- **Exercise prompt**
Retype the entries below word for word, from the first one through the line containing "Text: O: O — [85, 201, 94, 214]", including that line.

#####

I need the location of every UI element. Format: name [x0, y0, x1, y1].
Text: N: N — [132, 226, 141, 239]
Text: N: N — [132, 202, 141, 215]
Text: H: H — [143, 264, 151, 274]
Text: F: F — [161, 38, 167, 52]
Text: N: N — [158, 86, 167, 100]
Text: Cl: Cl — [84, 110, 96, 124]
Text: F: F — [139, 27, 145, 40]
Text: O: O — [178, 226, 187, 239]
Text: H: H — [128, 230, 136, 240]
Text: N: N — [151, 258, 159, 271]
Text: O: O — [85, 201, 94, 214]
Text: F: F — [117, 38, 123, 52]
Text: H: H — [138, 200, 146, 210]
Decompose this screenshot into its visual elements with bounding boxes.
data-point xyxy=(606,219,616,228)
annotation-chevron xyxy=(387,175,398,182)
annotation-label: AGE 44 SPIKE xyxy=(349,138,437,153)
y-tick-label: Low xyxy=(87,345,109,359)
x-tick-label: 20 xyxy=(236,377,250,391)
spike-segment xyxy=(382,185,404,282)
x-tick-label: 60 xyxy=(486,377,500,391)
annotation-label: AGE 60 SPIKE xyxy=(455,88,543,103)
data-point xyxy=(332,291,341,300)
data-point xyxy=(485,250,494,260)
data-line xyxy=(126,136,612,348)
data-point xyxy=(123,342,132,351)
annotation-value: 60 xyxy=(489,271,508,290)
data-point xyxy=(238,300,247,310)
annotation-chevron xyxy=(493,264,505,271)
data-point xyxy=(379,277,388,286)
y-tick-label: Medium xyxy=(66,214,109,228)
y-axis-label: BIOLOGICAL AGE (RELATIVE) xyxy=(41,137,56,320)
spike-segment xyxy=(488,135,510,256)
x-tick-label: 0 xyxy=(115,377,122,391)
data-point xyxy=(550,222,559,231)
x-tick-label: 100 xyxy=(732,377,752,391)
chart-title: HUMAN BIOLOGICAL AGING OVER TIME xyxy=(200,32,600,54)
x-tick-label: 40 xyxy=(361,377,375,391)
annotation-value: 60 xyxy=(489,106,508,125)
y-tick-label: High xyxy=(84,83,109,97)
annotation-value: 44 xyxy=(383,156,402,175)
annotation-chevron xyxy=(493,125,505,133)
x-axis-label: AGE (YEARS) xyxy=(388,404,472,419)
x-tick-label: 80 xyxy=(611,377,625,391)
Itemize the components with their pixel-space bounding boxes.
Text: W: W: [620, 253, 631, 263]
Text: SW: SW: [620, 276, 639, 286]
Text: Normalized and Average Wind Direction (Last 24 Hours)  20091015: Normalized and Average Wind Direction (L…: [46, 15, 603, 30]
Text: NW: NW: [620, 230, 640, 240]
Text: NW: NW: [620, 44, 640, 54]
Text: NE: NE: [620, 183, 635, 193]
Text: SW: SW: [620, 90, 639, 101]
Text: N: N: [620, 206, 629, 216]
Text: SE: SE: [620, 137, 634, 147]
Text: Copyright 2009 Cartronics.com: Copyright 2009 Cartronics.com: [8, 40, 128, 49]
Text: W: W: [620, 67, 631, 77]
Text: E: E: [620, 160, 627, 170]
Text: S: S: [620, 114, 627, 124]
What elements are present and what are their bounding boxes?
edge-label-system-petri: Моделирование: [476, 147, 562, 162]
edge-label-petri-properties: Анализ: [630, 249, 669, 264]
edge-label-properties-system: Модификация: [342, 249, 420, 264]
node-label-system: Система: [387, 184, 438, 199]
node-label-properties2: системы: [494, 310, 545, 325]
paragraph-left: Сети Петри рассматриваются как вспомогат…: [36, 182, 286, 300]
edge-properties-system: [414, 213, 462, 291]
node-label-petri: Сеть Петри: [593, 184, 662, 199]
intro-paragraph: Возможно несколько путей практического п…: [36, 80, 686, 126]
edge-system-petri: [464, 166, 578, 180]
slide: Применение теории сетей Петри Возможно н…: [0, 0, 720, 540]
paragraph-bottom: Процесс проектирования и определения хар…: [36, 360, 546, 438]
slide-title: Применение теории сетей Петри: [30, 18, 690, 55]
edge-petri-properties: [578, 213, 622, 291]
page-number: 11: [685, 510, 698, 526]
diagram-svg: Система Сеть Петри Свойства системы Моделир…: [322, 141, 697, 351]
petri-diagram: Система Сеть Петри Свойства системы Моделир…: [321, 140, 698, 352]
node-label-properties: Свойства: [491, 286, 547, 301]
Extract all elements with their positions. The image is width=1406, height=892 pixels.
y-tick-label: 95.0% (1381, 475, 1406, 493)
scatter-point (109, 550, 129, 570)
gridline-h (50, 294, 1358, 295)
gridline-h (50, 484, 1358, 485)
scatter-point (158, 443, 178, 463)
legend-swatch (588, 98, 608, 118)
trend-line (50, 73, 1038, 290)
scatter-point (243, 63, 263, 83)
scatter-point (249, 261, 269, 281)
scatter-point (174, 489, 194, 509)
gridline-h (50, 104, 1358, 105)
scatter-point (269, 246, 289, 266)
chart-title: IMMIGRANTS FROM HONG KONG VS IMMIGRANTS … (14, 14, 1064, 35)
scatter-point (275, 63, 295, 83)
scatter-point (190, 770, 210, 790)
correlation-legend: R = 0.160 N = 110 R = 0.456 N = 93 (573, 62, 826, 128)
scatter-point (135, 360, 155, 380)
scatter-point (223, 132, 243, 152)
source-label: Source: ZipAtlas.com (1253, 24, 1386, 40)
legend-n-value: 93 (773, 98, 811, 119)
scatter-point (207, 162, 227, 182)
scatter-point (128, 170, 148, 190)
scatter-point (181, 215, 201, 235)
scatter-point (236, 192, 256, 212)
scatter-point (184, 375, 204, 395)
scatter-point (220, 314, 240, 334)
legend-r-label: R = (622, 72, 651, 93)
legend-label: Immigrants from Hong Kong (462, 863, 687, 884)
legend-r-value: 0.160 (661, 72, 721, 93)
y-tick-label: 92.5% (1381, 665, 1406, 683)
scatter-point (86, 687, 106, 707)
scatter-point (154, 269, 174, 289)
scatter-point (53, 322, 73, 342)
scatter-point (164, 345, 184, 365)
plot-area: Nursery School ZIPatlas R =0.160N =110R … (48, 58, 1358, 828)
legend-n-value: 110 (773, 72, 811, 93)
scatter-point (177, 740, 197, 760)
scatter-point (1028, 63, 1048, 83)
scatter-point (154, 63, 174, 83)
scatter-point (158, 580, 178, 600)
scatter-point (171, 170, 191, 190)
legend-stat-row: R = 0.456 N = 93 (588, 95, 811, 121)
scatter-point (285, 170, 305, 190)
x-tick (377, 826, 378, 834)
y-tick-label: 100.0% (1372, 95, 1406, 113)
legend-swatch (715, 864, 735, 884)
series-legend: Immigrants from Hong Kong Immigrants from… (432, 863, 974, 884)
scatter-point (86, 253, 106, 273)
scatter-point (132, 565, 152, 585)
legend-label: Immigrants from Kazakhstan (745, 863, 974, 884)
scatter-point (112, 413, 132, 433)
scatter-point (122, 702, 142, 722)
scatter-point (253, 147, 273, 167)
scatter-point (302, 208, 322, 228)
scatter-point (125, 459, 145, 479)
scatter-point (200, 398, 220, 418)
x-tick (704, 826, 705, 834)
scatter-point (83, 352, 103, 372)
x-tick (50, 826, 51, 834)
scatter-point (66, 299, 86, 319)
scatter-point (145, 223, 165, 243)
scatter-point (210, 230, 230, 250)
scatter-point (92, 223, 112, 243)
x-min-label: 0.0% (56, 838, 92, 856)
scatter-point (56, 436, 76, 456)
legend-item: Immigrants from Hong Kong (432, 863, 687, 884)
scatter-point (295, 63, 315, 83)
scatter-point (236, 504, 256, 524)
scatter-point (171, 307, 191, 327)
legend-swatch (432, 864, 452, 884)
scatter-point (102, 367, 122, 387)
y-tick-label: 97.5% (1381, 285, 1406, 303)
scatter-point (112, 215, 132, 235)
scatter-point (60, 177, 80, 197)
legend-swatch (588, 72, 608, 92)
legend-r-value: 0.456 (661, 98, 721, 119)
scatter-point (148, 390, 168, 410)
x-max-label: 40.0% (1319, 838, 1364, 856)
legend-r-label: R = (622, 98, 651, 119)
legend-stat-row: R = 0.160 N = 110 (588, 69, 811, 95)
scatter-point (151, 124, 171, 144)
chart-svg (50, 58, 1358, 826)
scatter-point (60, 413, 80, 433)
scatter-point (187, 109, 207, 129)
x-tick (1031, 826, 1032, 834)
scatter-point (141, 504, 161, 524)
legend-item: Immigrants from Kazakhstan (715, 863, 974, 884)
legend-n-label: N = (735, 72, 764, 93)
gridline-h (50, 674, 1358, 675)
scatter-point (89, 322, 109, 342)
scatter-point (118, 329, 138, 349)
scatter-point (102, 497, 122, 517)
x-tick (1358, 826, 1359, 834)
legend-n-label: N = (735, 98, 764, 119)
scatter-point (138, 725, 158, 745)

#####

- **Exercise answer**
I need the location of every UI element. Format: name [x0, y0, x1, y1].
Text: N: N — [132, 226, 141, 239]
Text: N: N — [132, 202, 141, 215]
Text: H: H — [143, 264, 151, 274]
Text: F: F — [161, 38, 167, 52]
Text: N: N — [158, 86, 167, 100]
Text: Cl: Cl — [84, 110, 96, 124]
Text: F: F — [139, 27, 145, 40]
Text: O: O — [178, 226, 187, 239]
Text: H: H — [128, 230, 136, 240]
Text: N: N — [151, 258, 159, 271]
Text: O: O — [85, 201, 94, 214]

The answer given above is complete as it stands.